* _Directions for this task_: Return all the entries exactly, keeping pictures out.
■ ■ ■
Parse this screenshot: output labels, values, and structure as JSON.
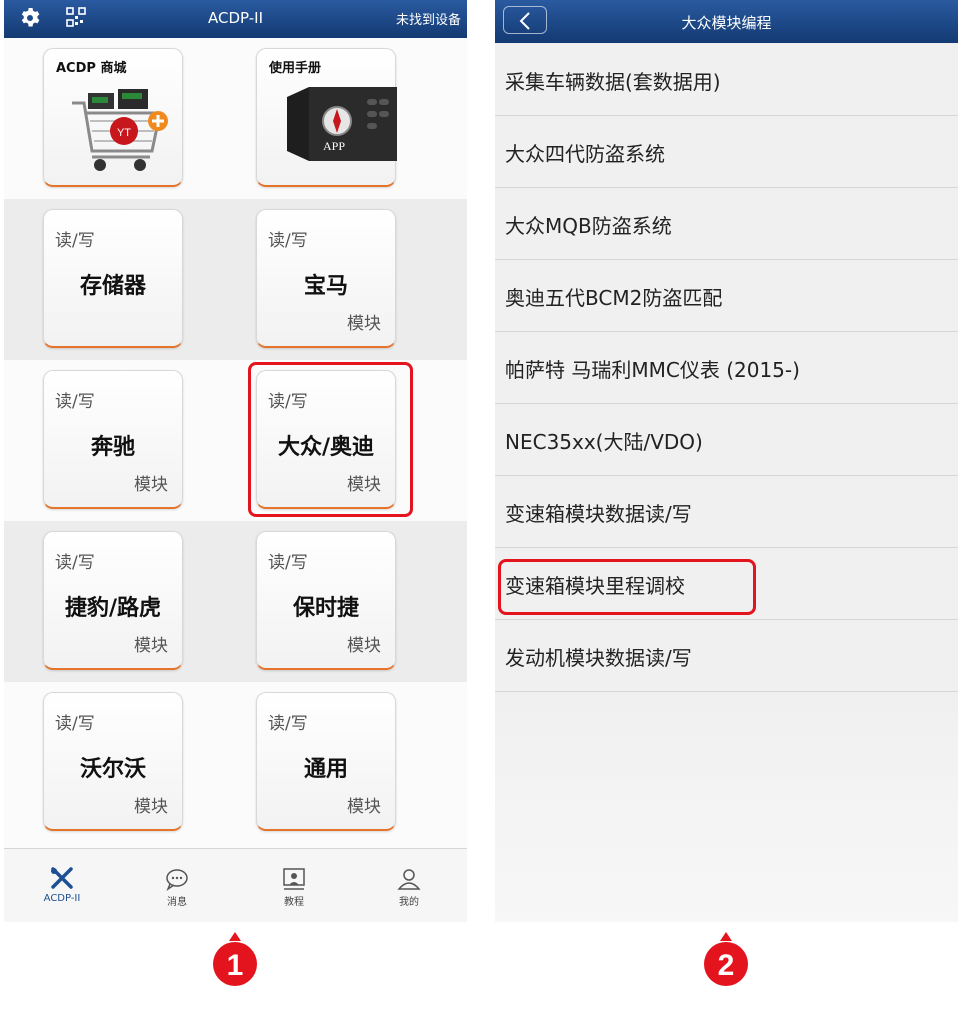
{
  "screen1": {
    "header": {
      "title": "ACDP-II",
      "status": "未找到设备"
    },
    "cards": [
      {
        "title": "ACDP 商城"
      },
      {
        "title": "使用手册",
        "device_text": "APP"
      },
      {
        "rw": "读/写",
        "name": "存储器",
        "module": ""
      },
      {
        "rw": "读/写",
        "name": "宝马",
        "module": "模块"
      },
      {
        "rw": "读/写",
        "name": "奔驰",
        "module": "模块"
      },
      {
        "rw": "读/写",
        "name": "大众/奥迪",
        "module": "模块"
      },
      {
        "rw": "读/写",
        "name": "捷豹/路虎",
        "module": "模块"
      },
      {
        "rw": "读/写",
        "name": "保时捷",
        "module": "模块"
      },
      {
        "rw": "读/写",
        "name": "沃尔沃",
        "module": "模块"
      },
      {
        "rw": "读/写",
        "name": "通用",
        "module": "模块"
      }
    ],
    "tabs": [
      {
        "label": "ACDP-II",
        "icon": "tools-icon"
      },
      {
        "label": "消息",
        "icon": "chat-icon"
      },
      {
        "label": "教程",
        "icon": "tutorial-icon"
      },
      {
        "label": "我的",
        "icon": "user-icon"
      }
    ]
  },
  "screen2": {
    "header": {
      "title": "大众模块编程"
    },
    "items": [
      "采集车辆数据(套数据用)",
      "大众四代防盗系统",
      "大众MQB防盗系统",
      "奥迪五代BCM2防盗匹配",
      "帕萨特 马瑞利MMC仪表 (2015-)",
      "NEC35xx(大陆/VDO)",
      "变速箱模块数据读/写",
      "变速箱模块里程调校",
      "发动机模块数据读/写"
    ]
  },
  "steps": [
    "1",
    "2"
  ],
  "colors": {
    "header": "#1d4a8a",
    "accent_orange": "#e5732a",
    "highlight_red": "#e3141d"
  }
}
■ ■ ■
* _Output for this exercise_:
Parse this screenshot: output labels, values, and structure as JSON.
{
  "screen1": {
    "header": {
      "title": "ACDP-II",
      "status": "未找到设备"
    },
    "cards": [
      {
        "title": "ACDP 商城"
      },
      {
        "title": "使用手册",
        "device_text": "APP"
      },
      {
        "rw": "读/写",
        "name": "存储器",
        "module": ""
      },
      {
        "rw": "读/写",
        "name": "宝马",
        "module": "模块"
      },
      {
        "rw": "读/写",
        "name": "奔驰",
        "module": "模块"
      },
      {
        "rw": "读/写",
        "name": "大众/奥迪",
        "module": "模块"
      },
      {
        "rw": "读/写",
        "name": "捷豹/路虎",
        "module": "模块"
      },
      {
        "rw": "读/写",
        "name": "保时捷",
        "module": "模块"
      },
      {
        "rw": "读/写",
        "name": "沃尔沃",
        "module": "模块"
      },
      {
        "rw": "读/写",
        "name": "通用",
        "module": "模块"
      }
    ],
    "tabs": [
      {
        "label": "ACDP-II",
        "icon": "tools-icon"
      },
      {
        "label": "消息",
        "icon": "chat-icon"
      },
      {
        "label": "教程",
        "icon": "tutorial-icon"
      },
      {
        "label": "我的",
        "icon": "user-icon"
      }
    ]
  },
  "screen2": {
    "header": {
      "title": "大众模块编程"
    },
    "items": [
      "采集车辆数据(套数据用)",
      "大众四代防盗系统",
      "大众MQB防盗系统",
      "奥迪五代BCM2防盗匹配",
      "帕萨特 马瑞利MMC仪表 (2015-)",
      "NEC35xx(大陆/VDO)",
      "变速箱模块数据读/写",
      "变速箱模块里程调校",
      "发动机模块数据读/写"
    ]
  },
  "steps": [
    "1",
    "2"
  ],
  "colors": {
    "header": "#1d4a8a",
    "accent_orange": "#e5732a",
    "highlight_red": "#e3141d"
  }
}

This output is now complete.